Begin Input material

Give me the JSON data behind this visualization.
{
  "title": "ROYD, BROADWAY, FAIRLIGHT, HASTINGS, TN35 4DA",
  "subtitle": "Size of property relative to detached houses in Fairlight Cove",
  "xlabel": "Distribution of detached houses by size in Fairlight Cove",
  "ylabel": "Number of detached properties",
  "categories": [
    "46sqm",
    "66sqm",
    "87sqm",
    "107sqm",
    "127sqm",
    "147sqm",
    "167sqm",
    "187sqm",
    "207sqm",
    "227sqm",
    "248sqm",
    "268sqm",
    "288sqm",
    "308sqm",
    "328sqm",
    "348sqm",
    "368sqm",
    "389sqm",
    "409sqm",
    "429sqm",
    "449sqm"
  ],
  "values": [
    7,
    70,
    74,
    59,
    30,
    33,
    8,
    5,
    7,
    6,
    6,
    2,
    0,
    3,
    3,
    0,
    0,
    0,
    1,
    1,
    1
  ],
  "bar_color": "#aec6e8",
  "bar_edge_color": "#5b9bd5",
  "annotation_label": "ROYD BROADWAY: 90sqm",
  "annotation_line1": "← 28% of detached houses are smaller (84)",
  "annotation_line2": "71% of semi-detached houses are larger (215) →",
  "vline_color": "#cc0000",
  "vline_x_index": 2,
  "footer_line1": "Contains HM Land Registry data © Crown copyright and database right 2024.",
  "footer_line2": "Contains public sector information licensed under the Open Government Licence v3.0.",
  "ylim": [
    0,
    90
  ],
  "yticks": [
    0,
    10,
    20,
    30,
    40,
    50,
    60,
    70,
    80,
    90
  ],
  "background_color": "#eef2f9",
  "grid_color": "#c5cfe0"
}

End Input material
Begin Input material

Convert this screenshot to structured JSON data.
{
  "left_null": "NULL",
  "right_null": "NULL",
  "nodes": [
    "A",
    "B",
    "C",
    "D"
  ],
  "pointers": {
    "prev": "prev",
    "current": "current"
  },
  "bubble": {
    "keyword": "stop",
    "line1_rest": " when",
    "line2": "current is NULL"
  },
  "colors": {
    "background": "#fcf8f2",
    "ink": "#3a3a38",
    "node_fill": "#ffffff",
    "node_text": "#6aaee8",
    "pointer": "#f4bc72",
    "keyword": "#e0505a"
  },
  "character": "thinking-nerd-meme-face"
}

End Input material

- **Exercise aim**: Show the lines of the records that contain the word "JSON".

- **The response**:
Give me the JSON data behind this visualization.
Convert this screenshot to structured JSON data.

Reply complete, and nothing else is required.